____ Input rows

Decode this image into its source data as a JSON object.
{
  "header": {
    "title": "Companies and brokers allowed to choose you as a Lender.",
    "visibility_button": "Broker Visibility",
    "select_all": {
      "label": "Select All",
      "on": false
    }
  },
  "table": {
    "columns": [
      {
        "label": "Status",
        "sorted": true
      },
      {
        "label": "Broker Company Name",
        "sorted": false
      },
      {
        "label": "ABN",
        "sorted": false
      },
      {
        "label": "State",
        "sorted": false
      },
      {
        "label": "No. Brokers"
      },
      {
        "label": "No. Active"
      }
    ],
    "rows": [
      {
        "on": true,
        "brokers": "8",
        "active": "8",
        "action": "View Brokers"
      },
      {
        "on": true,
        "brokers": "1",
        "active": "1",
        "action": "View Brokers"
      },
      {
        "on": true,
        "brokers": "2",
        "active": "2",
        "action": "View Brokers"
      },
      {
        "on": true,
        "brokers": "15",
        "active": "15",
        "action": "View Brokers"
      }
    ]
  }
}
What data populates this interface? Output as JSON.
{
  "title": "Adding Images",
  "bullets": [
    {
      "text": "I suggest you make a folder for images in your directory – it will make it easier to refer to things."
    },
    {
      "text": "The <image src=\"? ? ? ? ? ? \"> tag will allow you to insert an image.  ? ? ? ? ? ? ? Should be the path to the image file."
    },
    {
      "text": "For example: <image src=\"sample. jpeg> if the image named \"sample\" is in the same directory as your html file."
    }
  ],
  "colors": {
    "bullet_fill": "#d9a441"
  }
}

________

- [Job]:
Pick each line holding the word "label" out of the listing.

- [Completed exercise]:
      "label": "Select All",
        "label": "Status",
        "label": "Broker Company Name",
        "label": "ABN",
        "label": "State",
        "label": "No. Brokers"
        "label": "No. Active"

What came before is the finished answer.